§ **Exercise task**
Reproduce the whole listing, character for character.

§ **Input material**
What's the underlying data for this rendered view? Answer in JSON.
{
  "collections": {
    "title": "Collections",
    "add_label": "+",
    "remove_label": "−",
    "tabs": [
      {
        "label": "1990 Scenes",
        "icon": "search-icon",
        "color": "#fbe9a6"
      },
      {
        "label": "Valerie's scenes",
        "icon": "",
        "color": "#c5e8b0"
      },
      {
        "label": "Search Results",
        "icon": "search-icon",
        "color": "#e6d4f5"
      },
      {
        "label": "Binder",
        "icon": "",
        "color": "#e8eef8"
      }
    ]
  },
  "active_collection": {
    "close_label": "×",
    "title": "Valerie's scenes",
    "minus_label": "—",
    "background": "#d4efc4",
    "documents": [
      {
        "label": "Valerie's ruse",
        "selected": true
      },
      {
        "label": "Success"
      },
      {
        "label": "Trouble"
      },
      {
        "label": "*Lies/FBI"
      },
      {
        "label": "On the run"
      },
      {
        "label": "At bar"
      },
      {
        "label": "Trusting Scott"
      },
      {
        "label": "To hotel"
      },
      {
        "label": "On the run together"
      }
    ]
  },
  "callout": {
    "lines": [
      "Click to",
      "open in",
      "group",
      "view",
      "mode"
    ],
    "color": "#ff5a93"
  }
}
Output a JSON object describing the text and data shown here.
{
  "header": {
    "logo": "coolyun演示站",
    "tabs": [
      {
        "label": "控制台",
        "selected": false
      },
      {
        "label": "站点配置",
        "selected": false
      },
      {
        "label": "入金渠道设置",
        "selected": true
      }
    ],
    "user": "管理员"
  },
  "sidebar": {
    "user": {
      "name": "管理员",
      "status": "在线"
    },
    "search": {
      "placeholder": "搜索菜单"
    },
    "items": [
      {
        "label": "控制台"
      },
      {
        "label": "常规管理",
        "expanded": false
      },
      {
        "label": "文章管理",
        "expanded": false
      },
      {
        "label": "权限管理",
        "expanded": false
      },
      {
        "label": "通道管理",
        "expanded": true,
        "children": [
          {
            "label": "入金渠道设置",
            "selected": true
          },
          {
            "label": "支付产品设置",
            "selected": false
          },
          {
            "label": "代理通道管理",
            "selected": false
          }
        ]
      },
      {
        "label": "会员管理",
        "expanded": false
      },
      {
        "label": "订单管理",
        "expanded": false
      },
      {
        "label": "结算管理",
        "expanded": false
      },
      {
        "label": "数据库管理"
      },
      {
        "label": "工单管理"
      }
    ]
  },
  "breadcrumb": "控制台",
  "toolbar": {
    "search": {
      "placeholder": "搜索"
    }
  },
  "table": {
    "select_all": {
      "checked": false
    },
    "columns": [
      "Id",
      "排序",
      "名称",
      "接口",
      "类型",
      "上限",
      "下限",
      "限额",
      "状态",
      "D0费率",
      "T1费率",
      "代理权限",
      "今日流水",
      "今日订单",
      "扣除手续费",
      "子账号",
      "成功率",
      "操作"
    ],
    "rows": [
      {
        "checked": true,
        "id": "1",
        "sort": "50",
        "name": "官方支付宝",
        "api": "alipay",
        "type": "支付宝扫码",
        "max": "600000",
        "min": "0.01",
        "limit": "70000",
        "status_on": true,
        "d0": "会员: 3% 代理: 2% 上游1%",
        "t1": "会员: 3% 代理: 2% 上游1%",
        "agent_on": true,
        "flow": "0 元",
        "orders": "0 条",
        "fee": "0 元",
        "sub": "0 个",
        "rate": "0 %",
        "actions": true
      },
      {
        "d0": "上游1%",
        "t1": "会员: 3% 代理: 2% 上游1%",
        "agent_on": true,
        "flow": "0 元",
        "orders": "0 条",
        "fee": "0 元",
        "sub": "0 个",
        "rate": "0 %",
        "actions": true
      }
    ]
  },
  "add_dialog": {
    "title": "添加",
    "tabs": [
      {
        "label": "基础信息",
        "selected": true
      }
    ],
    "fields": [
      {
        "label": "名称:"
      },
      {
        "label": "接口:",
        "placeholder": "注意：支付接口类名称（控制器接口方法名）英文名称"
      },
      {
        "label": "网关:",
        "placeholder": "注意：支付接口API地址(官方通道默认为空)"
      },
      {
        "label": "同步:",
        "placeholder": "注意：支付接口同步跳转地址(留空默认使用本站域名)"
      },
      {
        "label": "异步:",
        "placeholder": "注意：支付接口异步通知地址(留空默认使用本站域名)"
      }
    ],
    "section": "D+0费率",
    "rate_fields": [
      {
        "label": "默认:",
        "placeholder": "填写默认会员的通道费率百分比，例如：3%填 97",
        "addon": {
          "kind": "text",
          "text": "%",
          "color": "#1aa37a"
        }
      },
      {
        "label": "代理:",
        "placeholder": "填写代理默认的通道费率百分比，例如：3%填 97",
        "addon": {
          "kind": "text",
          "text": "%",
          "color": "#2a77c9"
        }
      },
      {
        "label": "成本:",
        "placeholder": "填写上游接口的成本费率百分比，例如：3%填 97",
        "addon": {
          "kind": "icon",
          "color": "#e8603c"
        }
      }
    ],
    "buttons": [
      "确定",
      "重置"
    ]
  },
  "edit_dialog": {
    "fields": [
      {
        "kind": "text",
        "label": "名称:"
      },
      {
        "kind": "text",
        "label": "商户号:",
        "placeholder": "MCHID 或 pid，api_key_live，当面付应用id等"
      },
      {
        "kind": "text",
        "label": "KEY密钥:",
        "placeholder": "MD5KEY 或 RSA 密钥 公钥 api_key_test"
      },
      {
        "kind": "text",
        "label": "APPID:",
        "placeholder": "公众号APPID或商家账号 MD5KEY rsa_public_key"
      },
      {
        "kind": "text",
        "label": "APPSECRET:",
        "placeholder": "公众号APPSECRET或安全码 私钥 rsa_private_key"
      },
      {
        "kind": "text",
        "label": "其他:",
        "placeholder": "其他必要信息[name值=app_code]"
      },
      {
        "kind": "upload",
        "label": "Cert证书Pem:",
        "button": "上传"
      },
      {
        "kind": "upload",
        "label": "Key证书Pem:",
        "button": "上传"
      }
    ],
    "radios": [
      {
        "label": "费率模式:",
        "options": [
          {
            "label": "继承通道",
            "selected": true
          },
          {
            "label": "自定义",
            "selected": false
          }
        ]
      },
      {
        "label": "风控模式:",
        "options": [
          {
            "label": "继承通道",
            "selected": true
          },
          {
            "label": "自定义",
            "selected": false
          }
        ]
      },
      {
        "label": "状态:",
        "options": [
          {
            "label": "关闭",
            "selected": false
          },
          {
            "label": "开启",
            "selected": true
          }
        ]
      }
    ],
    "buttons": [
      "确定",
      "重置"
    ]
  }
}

§ **Solution to this problem**
What's the underlying data for this rendered view? Answer in JSON.
{
  "collections": {
    "title": "Collections",
    "add_label": "+",
    "remove_label": "−",
    "tabs": [
      {
        "label": "1990 Scenes",
        "icon": "search-icon",
        "color": "#fbe9a6"
      },
      {
        "label": "Valerie's scenes",
        "icon": "",
        "color": "#c5e8b0"
      },
      {
        "label": "Search Results",
        "icon": "search-icon",
        "color": "#e6d4f5"
      },
      {
        "label": "Binder",
        "icon": "",
        "color": "#e8eef8"
      }
    ]
  },
  "active_collection": {
    "close_label": "×",
    "title": "Valerie's scenes",
    "minus_label": "—",
    "background": "#d4efc4",
    "documents": [
      {
        "label": "Valerie's ruse",
        "selected": true
      },
      {
        "label": "Success"
      },
      {
        "label": "Trouble"
      },
      {
        "label": "*Lies/FBI"
      },
      {
        "label": "On the run"
      },
      {
        "label": "At bar"
      },
      {
        "label": "Trusting Scott"
      },
      {
        "label": "To hotel"
      },
      {
        "label": "On the run together"
      }
    ]
  },
  "callout": {
    "lines": [
      "Click to",
      "open in",
      "group",
      "view",
      "mode"
    ],
    "color": "#ff5a93"
  }
}
Output a JSON object describing the text and data shown here.
{
  "header": {
    "logo": "coolyun演示站",
    "tabs": [
      {
        "label": "控制台",
        "selected": false
      },
      {
        "label": "站点配置",
        "selected": false
      },
      {
        "label": "入金渠道设置",
        "selected": true
      }
    ],
    "user": "管理员"
  },
  "sidebar": {
    "user": {
      "name": "管理员",
      "status": "在线"
    },
    "search": {
      "placeholder": "搜索菜单"
    },
    "items": [
      {
        "label": "控制台"
      },
      {
        "label": "常规管理",
        "expanded": false
      },
      {
        "label": "文章管理",
        "expanded": false
      },
      {
        "label": "权限管理",
        "expanded": false
      },
      {
        "label": "通道管理",
        "expanded": true,
        "children": [
          {
            "label": "入金渠道设置",
            "selected": true
          },
          {
            "label": "支付产品设置",
            "selected": false
          },
          {
            "label": "代理通道管理",
            "selected": false
          }
        ]
      },
      {
        "label": "会员管理",
        "expanded": false
      },
      {
        "label": "订单管理",
        "expanded": false
      },
      {
        "label": "结算管理",
        "expanded": false
      },
      {
        "label": "数据库管理"
      },
      {
        "label": "工单管理"
      }
    ]
  },
  "breadcrumb": "控制台",
  "toolbar": {
    "search": {
      "placeholder": "搜索"
    }
  },
  "table": {
    "select_all": {
      "checked": false
    },
    "columns": [
      "Id",
      "排序",
      "名称",
      "接口",
      "类型",
      "上限",
      "下限",
      "限额",
      "状态",
      "D0费率",
      "T1费率",
      "代理权限",
      "今日流水",
      "今日订单",
      "扣除手续费",
      "子账号",
      "成功率",
      "操作"
    ],
    "rows": [
      {
        "checked": true,
        "id": "1",
        "sort": "50",
        "name": "官方支付宝",
        "api": "alipay",
        "type": "支付宝扫码",
        "max": "600000",
        "min": "0.01",
        "limit": "70000",
        "status_on": true,
        "d0": "会员: 3% 代理: 2% 上游1%",
        "t1": "会员: 3% 代理: 2% 上游1%",
        "agent_on": true,
        "flow": "0 元",
        "orders": "0 条",
        "fee": "0 元",
        "sub": "0 个",
        "rate": "0 %",
        "actions": true
      },
      {
        "d0": "上游1%",
        "t1": "会员: 3% 代理: 2% 上游1%",
        "agent_on": true,
        "flow": "0 元",
        "orders": "0 条",
        "fee": "0 元",
        "sub": "0 个",
        "rate": "0 %",
        "actions": true
      }
    ]
  },
  "add_dialog": {
    "title": "添加",
    "tabs": [
      {
        "label": "基础信息",
        "selected": true
      }
    ],
    "fields": [
      {
        "label": "名称:"
      },
      {
        "label": "接口:",
        "placeholder": "注意：支付接口类名称（控制器接口方法名）英文名称"
      },
      {
        "label": "网关:",
        "placeholder": "注意：支付接口API地址(官方通道默认为空)"
      },
      {
        "label": "同步:",
        "placeholder": "注意：支付接口同步跳转地址(留空默认使用本站域名)"
      },
      {
        "label": "异步:",
        "placeholder": "注意：支付接口异步通知地址(留空默认使用本站域名)"
      }
    ],
    "section": "D+0费率",
    "rate_fields": [
      {
        "label": "默认:",
        "placeholder": "填写默认会员的通道费率百分比，例如：3%填 97",
        "addon": {
          "kind": "text",
          "text": "%",
          "color": "#1aa37a"
        }
      },
      {
        "label": "代理:",
        "placeholder": "填写代理默认的通道费率百分比，例如：3%填 97",
        "addon": {
          "kind": "text",
          "text": "%",
          "color": "#2a77c9"
        }
      },
      {
        "label": "成本:",
        "placeholder": "填写上游接口的成本费率百分比，例如：3%填 97",
        "addon": {
          "kind": "icon",
          "color": "#e8603c"
        }
      }
    ],
    "buttons": [
      "确定",
      "重置"
    ]
  },
  "edit_dialog": {
    "fields": [
      {
        "kind": "text",
        "label": "名称:"
      },
      {
        "kind": "text",
        "label": "商户号:",
        "placeholder": "MCHID 或 pid，api_key_live，当面付应用id等"
      },
      {
        "kind": "text",
        "label": "KEY密钥:",
        "placeholder": "MD5KEY 或 RSA 密钥 公钥 api_key_test"
      },
      {
        "kind": "text",
        "label": "APPID:",
        "placeholder": "公众号APPID或商家账号 MD5KEY rsa_public_key"
      },
      {
        "kind": "text",
        "label": "APPSECRET:",
        "placeholder": "公众号APPSECRET或安全码 私钥 rsa_private_key"
      },
      {
        "kind": "text",
        "label": "其他:",
        "placeholder": "其他必要信息[name值=app_code]"
      },
      {
        "kind": "upload",
        "label": "Cert证书Pem:",
        "button": "上传"
      },
      {
        "kind": "upload",
        "label": "Key证书Pem:",
        "button": "上传"
      }
    ],
    "radios": [
      {
        "label": "费率模式:",
        "options": [
          {
            "label": "继承通道",
            "selected": true
          },
          {
            "label": "自定义",
            "selected": false
          }
        ]
      },
      {
        "label": "风控模式:",
        "options": [
          {
            "label": "继承通道",
            "selected": true
          },
          {
            "label": "自定义",
            "selected": false
          }
        ]
      },
      {
        "label": "状态:",
        "options": [
          {
            "label": "关闭",
            "selected": false
          },
          {
            "label": "开启",
            "selected": true
          }
        ]
      }
    ],
    "buttons": [
      "确定",
      "重置"
    ]
  }
}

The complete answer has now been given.